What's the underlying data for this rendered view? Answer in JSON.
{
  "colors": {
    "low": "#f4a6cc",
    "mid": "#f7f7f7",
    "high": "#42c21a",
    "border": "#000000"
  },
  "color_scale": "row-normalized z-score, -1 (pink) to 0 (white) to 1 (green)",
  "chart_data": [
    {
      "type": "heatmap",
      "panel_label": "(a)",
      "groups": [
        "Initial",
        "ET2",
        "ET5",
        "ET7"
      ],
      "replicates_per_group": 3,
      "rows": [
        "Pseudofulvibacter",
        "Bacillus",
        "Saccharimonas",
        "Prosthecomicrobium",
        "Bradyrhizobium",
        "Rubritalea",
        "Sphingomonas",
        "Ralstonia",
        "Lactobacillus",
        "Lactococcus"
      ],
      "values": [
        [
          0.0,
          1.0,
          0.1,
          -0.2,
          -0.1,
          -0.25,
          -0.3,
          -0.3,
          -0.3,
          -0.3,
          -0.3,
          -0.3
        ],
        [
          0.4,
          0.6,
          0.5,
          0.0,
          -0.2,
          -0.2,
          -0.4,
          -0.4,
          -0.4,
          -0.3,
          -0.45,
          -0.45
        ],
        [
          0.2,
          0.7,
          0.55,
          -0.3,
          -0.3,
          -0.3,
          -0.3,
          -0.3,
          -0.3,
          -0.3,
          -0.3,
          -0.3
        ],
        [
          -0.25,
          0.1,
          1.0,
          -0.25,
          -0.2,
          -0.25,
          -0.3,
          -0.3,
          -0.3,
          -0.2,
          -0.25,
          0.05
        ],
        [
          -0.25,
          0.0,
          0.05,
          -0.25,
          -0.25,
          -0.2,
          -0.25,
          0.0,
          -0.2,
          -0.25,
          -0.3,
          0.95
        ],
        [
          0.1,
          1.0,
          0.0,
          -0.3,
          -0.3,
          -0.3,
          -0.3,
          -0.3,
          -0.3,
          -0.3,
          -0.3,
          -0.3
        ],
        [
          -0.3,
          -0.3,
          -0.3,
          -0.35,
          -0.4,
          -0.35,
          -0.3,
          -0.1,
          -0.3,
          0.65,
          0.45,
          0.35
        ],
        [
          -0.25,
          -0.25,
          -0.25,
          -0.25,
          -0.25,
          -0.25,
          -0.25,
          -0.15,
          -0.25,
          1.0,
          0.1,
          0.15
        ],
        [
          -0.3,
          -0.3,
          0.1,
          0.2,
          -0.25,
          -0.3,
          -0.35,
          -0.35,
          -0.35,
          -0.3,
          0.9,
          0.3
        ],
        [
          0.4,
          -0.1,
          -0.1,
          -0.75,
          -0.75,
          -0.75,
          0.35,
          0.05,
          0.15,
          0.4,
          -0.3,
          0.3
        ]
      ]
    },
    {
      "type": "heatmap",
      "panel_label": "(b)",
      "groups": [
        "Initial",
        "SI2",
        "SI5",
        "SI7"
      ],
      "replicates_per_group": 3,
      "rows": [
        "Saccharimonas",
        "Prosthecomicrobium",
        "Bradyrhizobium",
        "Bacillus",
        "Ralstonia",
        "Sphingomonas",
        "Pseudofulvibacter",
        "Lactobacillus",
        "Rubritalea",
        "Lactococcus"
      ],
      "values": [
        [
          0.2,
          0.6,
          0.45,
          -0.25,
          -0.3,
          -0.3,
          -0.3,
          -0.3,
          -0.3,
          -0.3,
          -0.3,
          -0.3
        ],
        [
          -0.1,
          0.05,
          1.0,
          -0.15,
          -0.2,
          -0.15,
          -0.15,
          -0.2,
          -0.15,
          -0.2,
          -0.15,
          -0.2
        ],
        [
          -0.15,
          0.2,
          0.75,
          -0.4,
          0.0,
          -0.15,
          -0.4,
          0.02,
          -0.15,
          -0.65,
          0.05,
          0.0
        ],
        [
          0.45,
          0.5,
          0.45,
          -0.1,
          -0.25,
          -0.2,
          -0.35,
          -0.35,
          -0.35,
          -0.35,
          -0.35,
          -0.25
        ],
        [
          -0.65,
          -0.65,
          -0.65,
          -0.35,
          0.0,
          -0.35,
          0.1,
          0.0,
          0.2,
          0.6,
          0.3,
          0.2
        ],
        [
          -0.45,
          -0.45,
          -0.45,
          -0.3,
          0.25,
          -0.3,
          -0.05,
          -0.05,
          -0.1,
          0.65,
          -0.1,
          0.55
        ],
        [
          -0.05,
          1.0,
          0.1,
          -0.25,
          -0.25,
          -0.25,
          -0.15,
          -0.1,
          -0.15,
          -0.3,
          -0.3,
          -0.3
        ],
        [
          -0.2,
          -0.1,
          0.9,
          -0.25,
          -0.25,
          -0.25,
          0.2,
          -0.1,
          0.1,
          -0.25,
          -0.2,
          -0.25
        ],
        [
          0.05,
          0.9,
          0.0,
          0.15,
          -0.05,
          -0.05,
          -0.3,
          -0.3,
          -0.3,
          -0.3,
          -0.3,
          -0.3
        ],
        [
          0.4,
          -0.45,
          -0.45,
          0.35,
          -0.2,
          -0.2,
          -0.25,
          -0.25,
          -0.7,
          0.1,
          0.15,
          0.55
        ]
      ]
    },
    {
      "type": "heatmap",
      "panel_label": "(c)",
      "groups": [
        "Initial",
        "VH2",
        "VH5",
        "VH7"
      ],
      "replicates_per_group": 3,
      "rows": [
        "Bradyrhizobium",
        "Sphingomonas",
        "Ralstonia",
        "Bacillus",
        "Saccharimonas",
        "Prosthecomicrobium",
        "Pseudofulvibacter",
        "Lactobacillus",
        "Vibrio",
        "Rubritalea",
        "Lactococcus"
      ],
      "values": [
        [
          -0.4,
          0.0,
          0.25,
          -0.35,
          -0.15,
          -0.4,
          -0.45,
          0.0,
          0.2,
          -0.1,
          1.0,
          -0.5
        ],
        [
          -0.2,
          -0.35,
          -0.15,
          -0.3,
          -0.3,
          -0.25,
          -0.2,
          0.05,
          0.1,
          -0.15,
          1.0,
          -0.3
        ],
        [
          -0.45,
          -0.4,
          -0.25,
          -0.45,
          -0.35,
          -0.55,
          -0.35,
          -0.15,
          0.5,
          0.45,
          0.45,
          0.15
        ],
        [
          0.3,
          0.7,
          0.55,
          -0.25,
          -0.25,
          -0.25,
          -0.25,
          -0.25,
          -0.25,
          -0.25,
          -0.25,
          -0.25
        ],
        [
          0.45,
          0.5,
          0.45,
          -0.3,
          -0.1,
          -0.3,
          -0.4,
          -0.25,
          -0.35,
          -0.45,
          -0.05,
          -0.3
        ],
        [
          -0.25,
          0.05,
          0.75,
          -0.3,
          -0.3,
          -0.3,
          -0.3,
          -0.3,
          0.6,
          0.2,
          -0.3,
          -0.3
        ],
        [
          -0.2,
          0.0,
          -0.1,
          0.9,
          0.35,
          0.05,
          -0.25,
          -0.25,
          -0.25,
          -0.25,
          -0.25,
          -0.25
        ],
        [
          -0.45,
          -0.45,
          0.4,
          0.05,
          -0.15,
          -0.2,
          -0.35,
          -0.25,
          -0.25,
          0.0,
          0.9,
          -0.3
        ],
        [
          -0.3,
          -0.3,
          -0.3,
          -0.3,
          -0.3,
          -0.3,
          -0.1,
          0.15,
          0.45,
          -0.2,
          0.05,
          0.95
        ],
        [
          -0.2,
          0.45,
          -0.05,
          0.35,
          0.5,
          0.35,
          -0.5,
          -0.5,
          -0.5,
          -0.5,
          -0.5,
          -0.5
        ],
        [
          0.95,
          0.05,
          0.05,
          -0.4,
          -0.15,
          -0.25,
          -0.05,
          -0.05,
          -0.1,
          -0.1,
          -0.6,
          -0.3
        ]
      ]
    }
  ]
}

= = = = =

Set task:
Retype all of the material above with every character intact.

Right answer:
What's the underlying data for this rendered view? Answer in JSON.
{
  "colors": {
    "low": "#f4a6cc",
    "mid": "#f7f7f7",
    "high": "#42c21a",
    "border": "#000000"
  },
  "color_scale": "row-normalized z-score, -1 (pink) to 0 (white) to 1 (green)",
  "chart_data": [
    {
      "type": "heatmap",
      "panel_label": "(a)",
      "groups": [
        "Initial",
        "ET2",
        "ET5",
        "ET7"
      ],
      "replicates_per_group": 3,
      "rows": [
        "Pseudofulvibacter",
        "Bacillus",
        "Saccharimonas",
        "Prosthecomicrobium",
        "Bradyrhizobium",
        "Rubritalea",
        "Sphingomonas",
        "Ralstonia",
        "Lactobacillus",
        "Lactococcus"
      ],
      "values": [
        [
          0.0,
          1.0,
          0.1,
          -0.2,
          -0.1,
          -0.25,
          -0.3,
          -0.3,
          -0.3,
          -0.3,
          -0.3,
          -0.3
        ],
        [
          0.4,
          0.6,
          0.5,
          0.0,
          -0.2,
          -0.2,
          -0.4,
          -0.4,
          -0.4,
          -0.3,
          -0.45,
          -0.45
        ],
        [
          0.2,
          0.7,
          0.55,
          -0.3,
          -0.3,
          -0.3,
          -0.3,
          -0.3,
          -0.3,
          -0.3,
          -0.3,
          -0.3
        ],
        [
          -0.25,
          0.1,
          1.0,
          -0.25,
          -0.2,
          -0.25,
          -0.3,
          -0.3,
          -0.3,
          -0.2,
          -0.25,
          0.05
        ],
        [
          -0.25,
          0.0,
          0.05,
          -0.25,
          -0.25,
          -0.2,
          -0.25,
          0.0,
          -0.2,
          -0.25,
          -0.3,
          0.95
        ],
        [
          0.1,
          1.0,
          0.0,
          -0.3,
          -0.3,
          -0.3,
          -0.3,
          -0.3,
          -0.3,
          -0.3,
          -0.3,
          -0.3
        ],
        [
          -0.3,
          -0.3,
          -0.3,
          -0.35,
          -0.4,
          -0.35,
          -0.3,
          -0.1,
          -0.3,
          0.65,
          0.45,
          0.35
        ],
        [
          -0.25,
          -0.25,
          -0.25,
          -0.25,
          -0.25,
          -0.25,
          -0.25,
          -0.15,
          -0.25,
          1.0,
          0.1,
          0.15
        ],
        [
          -0.3,
          -0.3,
          0.1,
          0.2,
          -0.25,
          -0.3,
          -0.35,
          -0.35,
          -0.35,
          -0.3,
          0.9,
          0.3
        ],
        [
          0.4,
          -0.1,
          -0.1,
          -0.75,
          -0.75,
          -0.75,
          0.35,
          0.05,
          0.15,
          0.4,
          -0.3,
          0.3
        ]
      ]
    },
    {
      "type": "heatmap",
      "panel_label": "(b)",
      "groups": [
        "Initial",
        "SI2",
        "SI5",
        "SI7"
      ],
      "replicates_per_group": 3,
      "rows": [
        "Saccharimonas",
        "Prosthecomicrobium",
        "Bradyrhizobium",
        "Bacillus",
        "Ralstonia",
        "Sphingomonas",
        "Pseudofulvibacter",
        "Lactobacillus",
        "Rubritalea",
        "Lactococcus"
      ],
      "values": [
        [
          0.2,
          0.6,
          0.45,
          -0.25,
          -0.3,
          -0.3,
          -0.3,
          -0.3,
          -0.3,
          -0.3,
          -0.3,
          -0.3
        ],
        [
          -0.1,
          0.05,
          1.0,
          -0.15,
          -0.2,
          -0.15,
          -0.15,
          -0.2,
          -0.15,
          -0.2,
          -0.15,
          -0.2
        ],
        [
          -0.15,
          0.2,
          0.75,
          -0.4,
          0.0,
          -0.15,
          -0.4,
          0.02,
          -0.15,
          -0.65,
          0.05,
          0.0
        ],
        [
          0.45,
          0.5,
          0.45,
          -0.1,
          -0.25,
          -0.2,
          -0.35,
          -0.35,
          -0.35,
          -0.35,
          -0.35,
          -0.25
        ],
        [
          -0.65,
          -0.65,
          -0.65,
          -0.35,
          0.0,
          -0.35,
          0.1,
          0.0,
          0.2,
          0.6,
          0.3,
          0.2
        ],
        [
          -0.45,
          -0.45,
          -0.45,
          -0.3,
          0.25,
          -0.3,
          -0.05,
          -0.05,
          -0.1,
          0.65,
          -0.1,
          0.55
        ],
        [
          -0.05,
          1.0,
          0.1,
          -0.25,
          -0.25,
          -0.25,
          -0.15,
          -0.1,
          -0.15,
          -0.3,
          -0.3,
          -0.3
        ],
        [
          -0.2,
          -0.1,
          0.9,
          -0.25,
          -0.25,
          -0.25,
          0.2,
          -0.1,
          0.1,
          -0.25,
          -0.2,
          -0.25
        ],
        [
          0.05,
          0.9,
          0.0,
          0.15,
          -0.05,
          -0.05,
          -0.3,
          -0.3,
          -0.3,
          -0.3,
          -0.3,
          -0.3
        ],
        [
          0.4,
          -0.45,
          -0.45,
          0.35,
          -0.2,
          -0.2,
          -0.25,
          -0.25,
          -0.7,
          0.1,
          0.15,
          0.55
        ]
      ]
    },
    {
      "type": "heatmap",
      "panel_label": "(c)",
      "groups": [
        "Initial",
        "VH2",
        "VH5",
        "VH7"
      ],
      "replicates_per_group": 3,
      "rows": [
        "Bradyrhizobium",
        "Sphingomonas",
        "Ralstonia",
        "Bacillus",
        "Saccharimonas",
        "Prosthecomicrobium",
        "Pseudofulvibacter",
        "Lactobacillus",
        "Vibrio",
        "Rubritalea",
        "Lactococcus"
      ],
      "values": [
        [
          -0.4,
          0.0,
          0.25,
          -0.35,
          -0.15,
          -0.4,
          -0.45,
          0.0,
          0.2,
          -0.1,
          1.0,
          -0.5
        ],
        [
          -0.2,
          -0.35,
          -0.15,
          -0.3,
          -0.3,
          -0.25,
          -0.2,
          0.05,
          0.1,
          -0.15,
          1.0,
          -0.3
        ],
        [
          -0.45,
          -0.4,
          -0.25,
          -0.45,
          -0.35,
          -0.55,
          -0.35,
          -0.15,
          0.5,
          0.45,
          0.45,
          0.15
        ],
        [
          0.3,
          0.7,
          0.55,
          -0.25,
          -0.25,
          -0.25,
          -0.25,
          -0.25,
          -0.25,
          -0.25,
          -0.25,
          -0.25
        ],
        [
          0.45,
          0.5,
          0.45,
          -0.3,
          -0.1,
          -0.3,
          -0.4,
          -0.25,
          -0.35,
          -0.45,
          -0.05,
          -0.3
        ],
        [
          -0.25,
          0.05,
          0.75,
          -0.3,
          -0.3,
          -0.3,
          -0.3,
          -0.3,
          0.6,
          0.2,
          -0.3,
          -0.3
        ],
        [
          -0.2,
          0.0,
          -0.1,
          0.9,
          0.35,
          0.05,
          -0.25,
          -0.25,
          -0.25,
          -0.25,
          -0.25,
          -0.25
        ],
        [
          -0.45,
          -0.45,
          0.4,
          0.05,
          -0.15,
          -0.2,
          -0.35,
          -0.25,
          -0.25,
          0.0,
          0.9,
          -0.3
        ],
        [
          -0.3,
          -0.3,
          -0.3,
          -0.3,
          -0.3,
          -0.3,
          -0.1,
          0.15,
          0.45,
          -0.2,
          0.05,
          0.95
        ],
        [
          -0.2,
          0.45,
          -0.05,
          0.35,
          0.5,
          0.35,
          -0.5,
          -0.5,
          -0.5,
          -0.5,
          -0.5,
          -0.5
        ],
        [
          0.95,
          0.05,
          0.05,
          -0.4,
          -0.15,
          -0.25,
          -0.05,
          -0.05,
          -0.1,
          -0.1,
          -0.6,
          -0.3
        ]
      ]
    }
  ]
}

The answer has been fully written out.